### OBJECTIVE:
Gather each line containing the string "suoi" from these entries.

### TASK DATA:
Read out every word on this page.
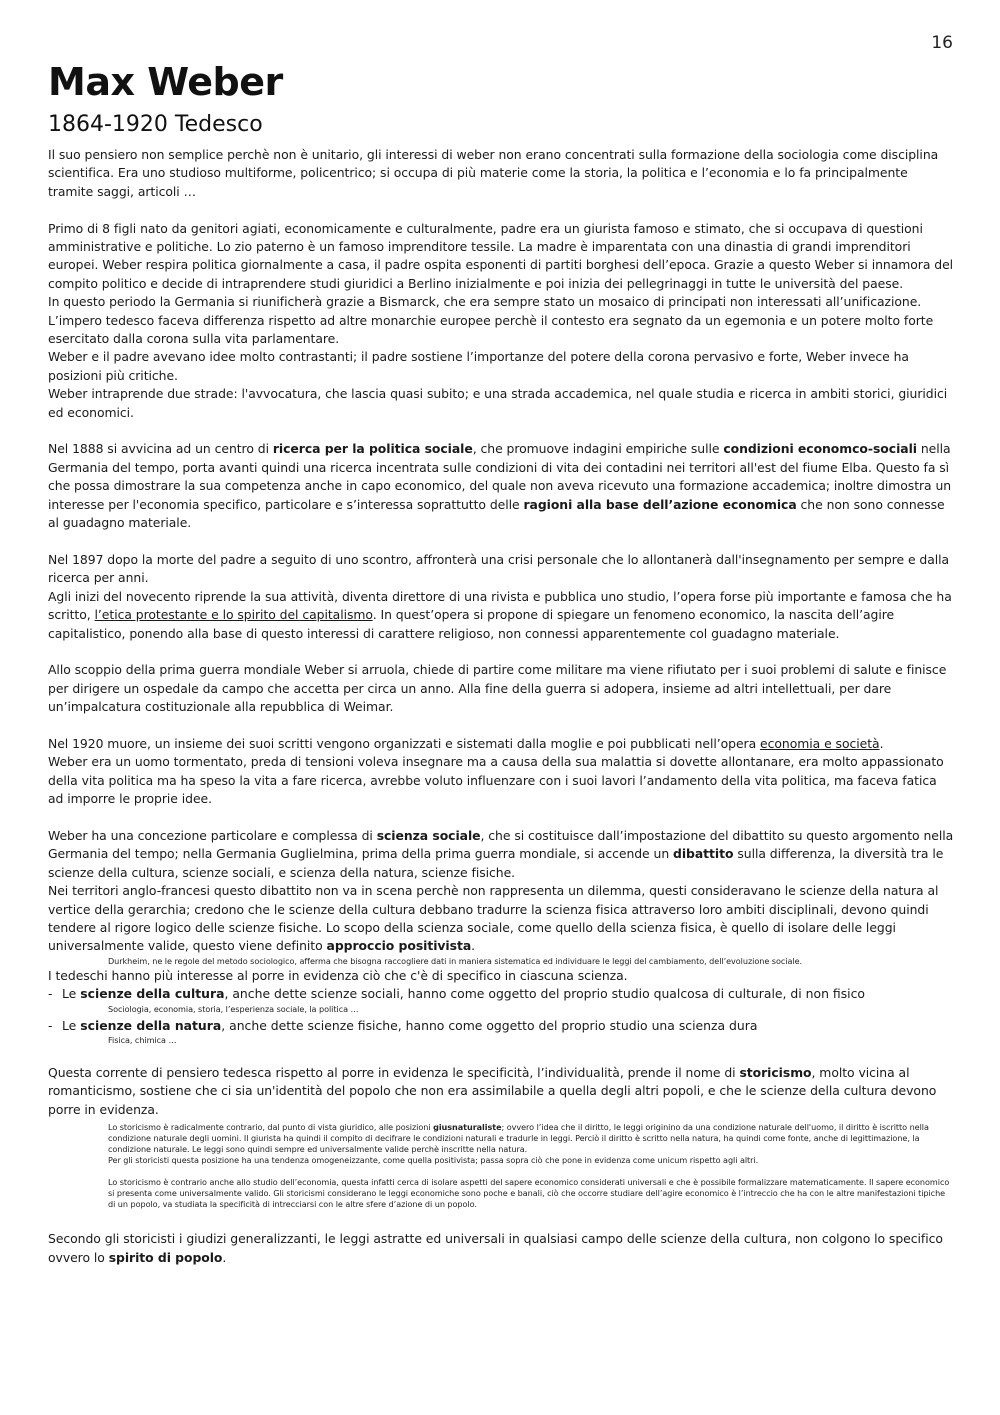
16
Max Weber
1864-1920 Tedesco

Il suo pensiero non semplice perchè non è unitario, gli interessi di weber non erano concentrati sulla formazione della sociologia come disciplina scientifica. Era uno studioso multiforme, policentrico; si occupa di più materie come la storia, la politica e l’economia e lo fa principalmente tramite saggi, articoli …

Primo di 8 figli nato da genitori agiati, economicamente e culturalmente, padre era un giurista famoso e stimato, che si occupava di questioni amministrative e politiche. Lo zio paterno è un famoso imprenditore tessile. La madre è imparentata con una dinastia di grandi imprenditori europei. Weber respira politica giornalmente a casa, il padre ospita esponenti di partiti borghesi dell’epoca. Grazie a questo Weber si innamora del compito politico e decide di intraprendere studi giuridici a Berlino inizialmente e poi inizia dei pellegrinaggi in tutte le università del paese.

In questo periodo la Germania si riunificherà grazie a Bismarck, che era sempre stato un mosaico di principati non interessati all’unificazione.

L’impero tedesco faceva differenza rispetto ad altre monarchie europee perchè il contesto era segnato da un egemonia e un potere molto forte esercitato dalla corona sulla vita parlamentare.

Weber e il padre avevano idee molto contrastanti; il padre sostiene l’importanze del potere della corona pervasivo e forte, Weber invece ha posizioni più critiche.

Weber intraprende due strade: l'avvocatura, che lascia quasi subito; e una strada accademica, nel quale studia e ricerca in ambiti storici, giuridici ed economici.

Nel 1888 si avvicina ad un centro di ricerca per la politica sociale, che promuove indagini empiriche sulle condizioni economco-sociali nella Germania del tempo, porta avanti quindi una ricerca incentrata sulle condizioni di vita dei contadini nei territori all'est del fiume Elba. Questo fa sì che possa dimostrare la sua competenza anche in capo economico, del quale non aveva ricevuto una formazione accademica; inoltre dimostra un interesse per l'economia specifico, particolare e s’interessa soprattutto delle ragioni alla base dell’azione economica che non sono connesse al guadagno materiale.

Nel 1897 dopo la morte del padre a seguito di uno scontro, affronterà una crisi personale che lo allontanerà dall'insegnamento per sempre e dalla ricerca per anni.

Agli inizi del novecento riprende la sua attività, diventa direttore di una rivista e pubblica uno studio, l’opera forse più importante e famosa che ha scritto, l’etica protestante e lo spirito del capitalismo. In quest’opera si propone di spiegare un fenomeno economico, la nascita dell’agire capitalistico, ponendo alla base di questo interessi di carattere religioso, non connessi apparentemente col guadagno materiale.

Allo scoppio della prima guerra mondiale Weber si arruola, chiede di partire come militare ma viene rifiutato per i suoi problemi di salute e finisce per dirigere un ospedale da campo che accetta per circa un anno. Alla fine della guerra si adopera, insieme ad altri intellettuali, per dare un’impalcatura costituzionale alla repubblica di Weimar.

Nel 1920 muore, un insieme dei suoi scritti vengono organizzati e sistemati dalla moglie e poi pubblicati nell’opera economia e società.

Weber era un uomo tormentato, preda di tensioni voleva insegnare ma a causa della sua malattia si dovette allontanare, era molto appassionato della vita politica ma ha speso la vita a fare ricerca, avrebbe voluto influenzare con i suoi lavori l’andamento della vita politica, ma faceva fatica ad imporre le proprie idee.

Weber ha una concezione particolare e complessa di scienza sociale, che si costituisce dall’impostazione del dibattito su questo argomento nella Germania del tempo; nella Germania Guglielmina, prima della prima guerra mondiale, si accende un dibattito sulla differenza, la diversità tra le scienze della cultura, scienze sociali, e scienza della natura, scienze fisiche.

Nei territori anglo-francesi questo dibattito non va in scena perchè non rappresenta un dilemma, questi consideravano le scienze della natura al vertice della gerarchia; credono che le scienze della cultura debbano tradurre la scienza fisica attraverso loro ambiti disciplinali, devono quindi tendere al rigore logico delle scienze fisiche. Lo scopo della scienza sociale, come quello della scienza fisica, è quello di isolare delle leggi universalmente valide, questo viene definito approccio positivista.

Durkheim, ne le regole del metodo sociologico, afferma che bisogna raccogliere dati in maniera sistematica ed individuare le leggi del cambiamento, dell’evoluzione sociale.

I tedeschi hanno più interesse al porre in evidenza ciò che c'è di specifico in ciascuna scienza.

- Le scienze della cultura, anche dette scienze sociali, hanno come oggetto del proprio studio qualcosa di culturale, di non fisico

Sociologia, economia, storia, l’esperienza sociale, la politica …

- Le scienze della natura, anche dette scienze fisiche, hanno come oggetto del proprio studio una scienza dura

Fisica, chimica …

Questa corrente di pensiero tedesca rispetto al porre in evidenza le specificità, l’individualità, prende il nome di storicismo, molto vicina al romanticismo, sostiene che ci sia un'identità del popolo che non era assimilabile a quella degli altri popoli, e che le scienze della cultura devono porre in evidenza.

Lo storicismo è radicalmente contrario, dal punto di vista giuridico, alle posizioni giusnaturaliste; ovvero l’idea che il diritto, le leggi originino da una condizione naturale dell'uomo, il diritto è iscritto nella condizione naturale degli uomini. Il giurista ha quindi il compito di decifrare le condizioni naturali e tradurle in leggi. Perciò il diritto è scritto nella natura, ha quindi come fonte, anche di legittimazione, la condizione naturale. Le leggi sono quindi sempre ed universalmente valide perchè inscritte nella natura.

Per gli storicisti questa posizione ha una tendenza omogeneizzante, come quella positivista; passa sopra ciò che pone in evidenza come unicum rispetto agli altri.

Lo storicismo è contrario anche allo studio dell’economia, questa infatti cerca di isolare aspetti del sapere economico considerati universali e che è possibile formalizzare matematicamente. Il sapere economico si presenta come universalmente valido. Gli storicismi considerano le leggi economiche sono poche e banali, ciò che occorre studiare dell’agire economico è l’intreccio che ha con le altre manifestazioni tipiche di un popolo, va studiata la specificità di intrecciarsi con le altre sfere d’azione di un popolo.

Secondo gli storicisti i giudizi generalizzanti, le leggi astratte ed universali in qualsiasi campo delle scienze della cultura, non colgono lo specifico ovvero lo spirito di popolo.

### REPLY TO THE TASK:
Allo scoppio della prima guerra mondiale Weber si arruola, chiede di partire come militare ma viene rifiutato per i suoi problemi di salute e finisce per dirigere un ospedale da campo che accetta per circa un anno. Alla fine della guerra si adopera, insieme ad altri intellettuali, per dare un’impalcatura costituzionale alla repubblica di Weimar.
Nel 1920 muore, un insieme dei suoi scritti vengono organizzati e sistemati dalla moglie e poi pubblicati nell’opera economia e società.
Weber era un uomo tormentato, preda di tensioni voleva insegnare ma a causa della sua malattia si dovette allontanare, era molto appassionato della vita politica ma ha speso la vita a fare ricerca, avrebbe voluto influenzare con i suoi lavori l’andamento della vita politica, ma faceva fatica ad imporre le proprie idee.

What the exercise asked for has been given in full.